EXERCISE PROMPT> Write out each line of the material again, word for word.

GIVEN ENTRIES>

::::::

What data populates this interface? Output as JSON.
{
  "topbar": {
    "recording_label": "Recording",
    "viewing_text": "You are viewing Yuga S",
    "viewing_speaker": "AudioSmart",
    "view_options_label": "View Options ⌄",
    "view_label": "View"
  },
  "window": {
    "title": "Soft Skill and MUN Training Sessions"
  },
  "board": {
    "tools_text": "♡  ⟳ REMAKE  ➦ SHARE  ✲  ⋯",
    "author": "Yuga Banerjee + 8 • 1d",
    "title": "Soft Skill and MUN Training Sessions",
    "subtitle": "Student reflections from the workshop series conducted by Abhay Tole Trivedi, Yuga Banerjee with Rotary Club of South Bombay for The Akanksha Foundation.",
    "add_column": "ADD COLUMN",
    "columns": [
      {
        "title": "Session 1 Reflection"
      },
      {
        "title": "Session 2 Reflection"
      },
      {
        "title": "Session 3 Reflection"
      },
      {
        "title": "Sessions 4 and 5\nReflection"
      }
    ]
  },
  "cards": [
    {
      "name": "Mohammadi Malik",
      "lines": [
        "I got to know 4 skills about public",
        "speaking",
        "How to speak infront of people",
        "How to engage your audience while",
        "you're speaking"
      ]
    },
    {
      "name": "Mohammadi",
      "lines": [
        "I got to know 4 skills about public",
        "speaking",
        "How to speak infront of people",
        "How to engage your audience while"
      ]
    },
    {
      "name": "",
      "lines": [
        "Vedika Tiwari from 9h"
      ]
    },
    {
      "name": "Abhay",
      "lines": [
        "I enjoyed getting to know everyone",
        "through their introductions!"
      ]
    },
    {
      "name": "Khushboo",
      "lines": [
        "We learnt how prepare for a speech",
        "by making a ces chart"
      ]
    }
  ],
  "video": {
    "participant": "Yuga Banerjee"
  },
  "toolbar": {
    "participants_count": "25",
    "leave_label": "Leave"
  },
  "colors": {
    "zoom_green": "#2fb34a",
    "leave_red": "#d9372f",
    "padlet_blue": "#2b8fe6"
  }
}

::::::

REPLY>
What data populates this interface? Output as JSON.
{
  "topbar": {
    "recording_label": "Recording",
    "viewing_text": "You are viewing Yuga S",
    "viewing_speaker": "AudioSmart",
    "view_options_label": "View Options ⌄",
    "view_label": "View"
  },
  "window": {
    "title": "Soft Skill and MUN Training Sessions"
  },
  "board": {
    "tools_text": "♡  ⟳ REMAKE  ➦ SHARE  ✲  ⋯",
    "author": "Yuga Banerjee + 8 • 1d",
    "title": "Soft Skill and MUN Training Sessions",
    "subtitle": "Student reflections from the workshop series conducted by Abhay Tole Trivedi, Yuga Banerjee with Rotary Club of South Bombay for The Akanksha Foundation.",
    "add_column": "ADD COLUMN",
    "columns": [
      {
        "title": "Session 1 Reflection"
      },
      {
        "title": "Session 2 Reflection"
      },
      {
        "title": "Session 3 Reflection"
      },
      {
        "title": "Sessions 4 and 5\nReflection"
      }
    ]
  },
  "cards": [
    {
      "name": "Mohammadi Malik",
      "lines": [
        "I got to know 4 skills about public",
        "speaking",
        "How to speak infront of people",
        "How to engage your audience while",
        "you're speaking"
      ]
    },
    {
      "name": "Mohammadi",
      "lines": [
        "I got to know 4 skills about public",
        "speaking",
        "How to speak infront of people",
        "How to engage your audience while"
      ]
    },
    {
      "name": "",
      "lines": [
        "Vedika Tiwari from 9h"
      ]
    },
    {
      "name": "Abhay",
      "lines": [
        "I enjoyed getting to know everyone",
        "through their introductions!"
      ]
    },
    {
      "name": "Khushboo",
      "lines": [
        "We learnt how prepare for a speech",
        "by making a ces chart"
      ]
    }
  ],
  "video": {
    "participant": "Yuga Banerjee"
  },
  "toolbar": {
    "participants_count": "25",
    "leave_label": "Leave"
  },
  "colors": {
    "zoom_green": "#2fb34a",
    "leave_red": "#d9372f",
    "padlet_blue": "#2b8fe6"
  }
}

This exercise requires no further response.